* Required task: Pull out every line containing the string "Löschen".

* Data in this exercise:
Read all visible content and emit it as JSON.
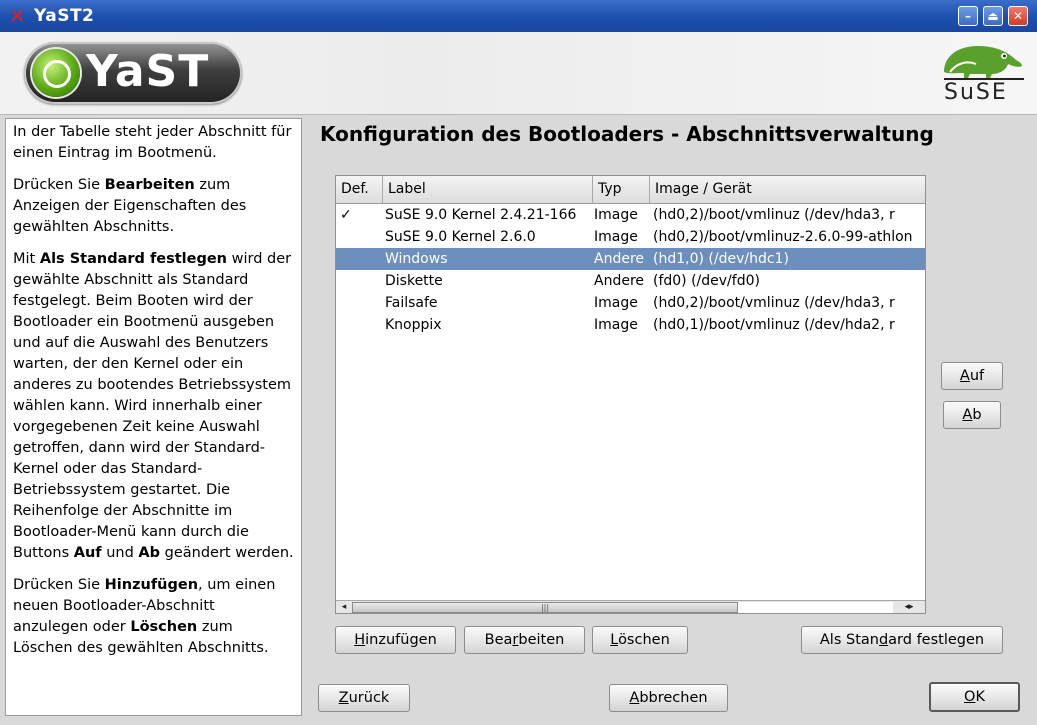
{
  "window": {
    "title": "YaST2",
    "app_icon_glyph": "✕",
    "minimize_glyph": "–",
    "maximize_glyph": "⏏",
    "close_glyph": "✕"
  },
  "banner": {
    "yast_text": "YaST",
    "suse_text": "SuSE"
  },
  "help": {
    "p1": "In der Tabelle steht jeder Abschnitt für einen Eintrag im Bootmenü.",
    "p2_a": "Drücken Sie ",
    "p2_b": "Bearbeiten",
    "p2_c": " zum Anzeigen der Eigenschaften des gewählten Abschnitts.",
    "p3_a": "Mit ",
    "p3_b": "Als Standard festlegen",
    "p3_c": " wird der gewählte Abschnitt als Standard festgelegt. Beim Booten wird der Bootloader ein Bootmenü ausgeben und auf die Auswahl des Benutzers warten, der den Kernel oder ein anderes zu bootendes Betriebssystem wählen kann. Wird innerhalb einer vorgegebenen Zeit keine Auswahl getroffen, dann wird der Standard-Kernel oder das Standard-Betriebssystem gestartet. Die Reihenfolge der Abschnitte im Bootloader-Menü kann durch die Buttons ",
    "p3_d": "Auf",
    "p3_e": " und ",
    "p3_f": "Ab",
    "p3_g": " geändert werden.",
    "p4_a": "Drücken Sie ",
    "p4_b": "Hinzufügen",
    "p4_c": ", um einen neuen Bootloader-Abschnitt anzulegen oder ",
    "p4_d": "Löschen",
    "p4_e": " zum Löschen des gewählten Abschnitts."
  },
  "heading": "Konfiguration des Bootloaders - Abschnittsverwaltung",
  "table": {
    "columns": [
      "Def.",
      "Label",
      "Typ",
      "Image / Gerät"
    ],
    "rows": [
      {
        "def": "✓",
        "label": "SuSE 9.0 Kernel 2.4.21-166",
        "typ": "Image",
        "image": "(hd0,2)/boot/vmlinuz   (/dev/hda3, r"
      },
      {
        "def": "",
        "label": "SuSE 9.0 Kernel 2.6.0",
        "typ": "Image",
        "image": "(hd0,2)/boot/vmlinuz-2.6.0-99-athlon"
      },
      {
        "def": "",
        "label": "Windows",
        "typ": "Andere",
        "image": "(hd1,0)   (/dev/hdc1)"
      },
      {
        "def": "",
        "label": "Diskette",
        "typ": "Andere",
        "image": "(fd0)   (/dev/fd0)"
      },
      {
        "def": "",
        "label": "Failsafe",
        "typ": "Image",
        "image": "(hd0,2)/boot/vmlinuz   (/dev/hda3, r"
      },
      {
        "def": "",
        "label": "Knoppix",
        "typ": "Image",
        "image": "(hd0,1)/boot/vmlinuz   (/dev/hda2, r"
      }
    ],
    "selected_row": 2,
    "scroll_left_glyph": "◂",
    "scroll_right_glyph": "◂▸",
    "thumb_grip": "|||"
  },
  "buttons": {
    "up": {
      "pre": "",
      "key": "A",
      "post": "uf"
    },
    "down": {
      "pre": "",
      "key": "A",
      "post": "b"
    },
    "add": {
      "pre": "",
      "key": "H",
      "post": "inzufügen"
    },
    "edit": {
      "pre": "Bea",
      "key": "r",
      "post": "beiten"
    },
    "delete": {
      "pre": "",
      "key": "L",
      "post": "öschen"
    },
    "set_default": {
      "pre": "Als Stan",
      "key": "d",
      "post": "ard festlegen"
    },
    "back": {
      "pre": "",
      "key": "Z",
      "post": "urück"
    },
    "abort": {
      "pre": "",
      "key": "A",
      "post": "bbrechen"
    },
    "ok": {
      "pre": "",
      "key": "O",
      "post": "K"
    }
  },
  "colors": {
    "titlebar": "#1c4fae",
    "selection": "#6d8fbd",
    "yast_green": "#58a812",
    "suse_green": "#5aa02c"
  }
}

* Solution to this exercise:
    "p4_d": "Löschen",
    "p4_e": " zum Löschen des gewählten Abschnitts."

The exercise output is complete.